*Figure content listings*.
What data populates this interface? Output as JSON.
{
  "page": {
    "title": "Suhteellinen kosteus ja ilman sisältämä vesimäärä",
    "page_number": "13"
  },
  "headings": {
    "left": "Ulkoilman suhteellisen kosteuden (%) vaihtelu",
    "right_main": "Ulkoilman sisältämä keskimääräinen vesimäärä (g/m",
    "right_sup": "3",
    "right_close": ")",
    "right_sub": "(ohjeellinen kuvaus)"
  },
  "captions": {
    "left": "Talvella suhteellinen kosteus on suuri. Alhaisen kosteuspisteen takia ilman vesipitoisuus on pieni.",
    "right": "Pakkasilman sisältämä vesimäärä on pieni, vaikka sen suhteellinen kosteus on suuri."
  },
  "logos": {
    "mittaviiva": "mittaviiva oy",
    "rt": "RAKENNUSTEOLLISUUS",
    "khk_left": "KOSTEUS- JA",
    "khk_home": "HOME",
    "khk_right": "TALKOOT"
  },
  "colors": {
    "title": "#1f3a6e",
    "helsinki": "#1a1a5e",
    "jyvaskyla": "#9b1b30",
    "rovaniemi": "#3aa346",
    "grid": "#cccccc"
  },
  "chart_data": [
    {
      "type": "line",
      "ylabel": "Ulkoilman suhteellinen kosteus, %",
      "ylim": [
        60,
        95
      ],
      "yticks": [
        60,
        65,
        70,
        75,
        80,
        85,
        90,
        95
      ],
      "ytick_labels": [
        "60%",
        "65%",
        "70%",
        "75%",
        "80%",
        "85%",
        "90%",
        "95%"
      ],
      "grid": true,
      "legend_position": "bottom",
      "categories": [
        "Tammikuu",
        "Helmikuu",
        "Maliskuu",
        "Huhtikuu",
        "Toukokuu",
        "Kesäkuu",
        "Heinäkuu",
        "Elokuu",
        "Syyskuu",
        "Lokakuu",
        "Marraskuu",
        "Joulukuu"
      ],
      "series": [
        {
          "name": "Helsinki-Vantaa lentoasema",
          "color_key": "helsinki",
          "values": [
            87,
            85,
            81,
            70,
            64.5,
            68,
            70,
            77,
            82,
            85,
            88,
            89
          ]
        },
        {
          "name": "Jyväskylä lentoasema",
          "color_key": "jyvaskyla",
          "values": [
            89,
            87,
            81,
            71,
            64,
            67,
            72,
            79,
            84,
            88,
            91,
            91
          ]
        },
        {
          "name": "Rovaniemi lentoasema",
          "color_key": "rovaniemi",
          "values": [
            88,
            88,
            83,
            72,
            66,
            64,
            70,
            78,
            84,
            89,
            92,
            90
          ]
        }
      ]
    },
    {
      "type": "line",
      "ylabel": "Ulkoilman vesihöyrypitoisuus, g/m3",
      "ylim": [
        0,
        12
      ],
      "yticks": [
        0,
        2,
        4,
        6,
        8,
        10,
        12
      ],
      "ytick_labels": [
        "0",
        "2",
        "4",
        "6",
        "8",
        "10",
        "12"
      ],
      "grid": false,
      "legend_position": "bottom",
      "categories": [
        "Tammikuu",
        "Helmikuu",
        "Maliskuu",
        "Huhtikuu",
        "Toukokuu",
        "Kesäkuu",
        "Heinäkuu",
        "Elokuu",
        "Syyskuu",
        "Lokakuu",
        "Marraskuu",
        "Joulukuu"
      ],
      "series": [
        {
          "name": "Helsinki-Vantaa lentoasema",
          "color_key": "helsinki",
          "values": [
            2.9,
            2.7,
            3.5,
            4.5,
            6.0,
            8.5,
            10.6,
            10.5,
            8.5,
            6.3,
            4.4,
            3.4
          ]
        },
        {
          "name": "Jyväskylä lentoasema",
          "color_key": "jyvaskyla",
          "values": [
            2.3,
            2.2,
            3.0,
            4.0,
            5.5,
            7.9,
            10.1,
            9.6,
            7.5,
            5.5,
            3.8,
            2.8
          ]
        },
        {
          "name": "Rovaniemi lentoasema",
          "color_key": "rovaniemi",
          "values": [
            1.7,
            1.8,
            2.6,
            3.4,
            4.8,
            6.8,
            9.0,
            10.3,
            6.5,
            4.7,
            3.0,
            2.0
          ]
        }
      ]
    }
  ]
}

*Task to carry out*.
All of the entries need to be reproduced exactly; please write them out.

*The completed task*.
What data populates this interface? Output as JSON.
{
  "page": {
    "title": "Suhteellinen kosteus ja ilman sisältämä vesimäärä",
    "page_number": "13"
  },
  "headings": {
    "left": "Ulkoilman suhteellisen kosteuden (%) vaihtelu",
    "right_main": "Ulkoilman sisältämä keskimääräinen vesimäärä (g/m",
    "right_sup": "3",
    "right_close": ")",
    "right_sub": "(ohjeellinen kuvaus)"
  },
  "captions": {
    "left": "Talvella suhteellinen kosteus on suuri. Alhaisen kosteuspisteen takia ilman vesipitoisuus on pieni.",
    "right": "Pakkasilman sisältämä vesimäärä on pieni, vaikka sen suhteellinen kosteus on suuri."
  },
  "logos": {
    "mittaviiva": "mittaviiva oy",
    "rt": "RAKENNUSTEOLLISUUS",
    "khk_left": "KOSTEUS- JA",
    "khk_home": "HOME",
    "khk_right": "TALKOOT"
  },
  "colors": {
    "title": "#1f3a6e",
    "helsinki": "#1a1a5e",
    "jyvaskyla": "#9b1b30",
    "rovaniemi": "#3aa346",
    "grid": "#cccccc"
  },
  "chart_data": [
    {
      "type": "line",
      "ylabel": "Ulkoilman suhteellinen kosteus, %",
      "ylim": [
        60,
        95
      ],
      "yticks": [
        60,
        65,
        70,
        75,
        80,
        85,
        90,
        95
      ],
      "ytick_labels": [
        "60%",
        "65%",
        "70%",
        "75%",
        "80%",
        "85%",
        "90%",
        "95%"
      ],
      "grid": true,
      "legend_position": "bottom",
      "categories": [
        "Tammikuu",
        "Helmikuu",
        "Maliskuu",
        "Huhtikuu",
        "Toukokuu",
        "Kesäkuu",
        "Heinäkuu",
        "Elokuu",
        "Syyskuu",
        "Lokakuu",
        "Marraskuu",
        "Joulukuu"
      ],
      "series": [
        {
          "name": "Helsinki-Vantaa lentoasema",
          "color_key": "helsinki",
          "values": [
            87,
            85,
            81,
            70,
            64.5,
            68,
            70,
            77,
            82,
            85,
            88,
            89
          ]
        },
        {
          "name": "Jyväskylä lentoasema",
          "color_key": "jyvaskyla",
          "values": [
            89,
            87,
            81,
            71,
            64,
            67,
            72,
            79,
            84,
            88,
            91,
            91
          ]
        },
        {
          "name": "Rovaniemi lentoasema",
          "color_key": "rovaniemi",
          "values": [
            88,
            88,
            83,
            72,
            66,
            64,
            70,
            78,
            84,
            89,
            92,
            90
          ]
        }
      ]
    },
    {
      "type": "line",
      "ylabel": "Ulkoilman vesihöyrypitoisuus, g/m3",
      "ylim": [
        0,
        12
      ],
      "yticks": [
        0,
        2,
        4,
        6,
        8,
        10,
        12
      ],
      "ytick_labels": [
        "0",
        "2",
        "4",
        "6",
        "8",
        "10",
        "12"
      ],
      "grid": false,
      "legend_position": "bottom",
      "categories": [
        "Tammikuu",
        "Helmikuu",
        "Maliskuu",
        "Huhtikuu",
        "Toukokuu",
        "Kesäkuu",
        "Heinäkuu",
        "Elokuu",
        "Syyskuu",
        "Lokakuu",
        "Marraskuu",
        "Joulukuu"
      ],
      "series": [
        {
          "name": "Helsinki-Vantaa lentoasema",
          "color_key": "helsinki",
          "values": [
            2.9,
            2.7,
            3.5,
            4.5,
            6.0,
            8.5,
            10.6,
            10.5,
            8.5,
            6.3,
            4.4,
            3.4
          ]
        },
        {
          "name": "Jyväskylä lentoasema",
          "color_key": "jyvaskyla",
          "values": [
            2.3,
            2.2,
            3.0,
            4.0,
            5.5,
            7.9,
            10.1,
            9.6,
            7.5,
            5.5,
            3.8,
            2.8
          ]
        },
        {
          "name": "Rovaniemi lentoasema",
          "color_key": "rovaniemi",
          "values": [
            1.7,
            1.8,
            2.6,
            3.4,
            4.8,
            6.8,
            9.0,
            10.3,
            6.5,
            4.7,
            3.0,
            2.0
          ]
        }
      ]
    }
  ]
}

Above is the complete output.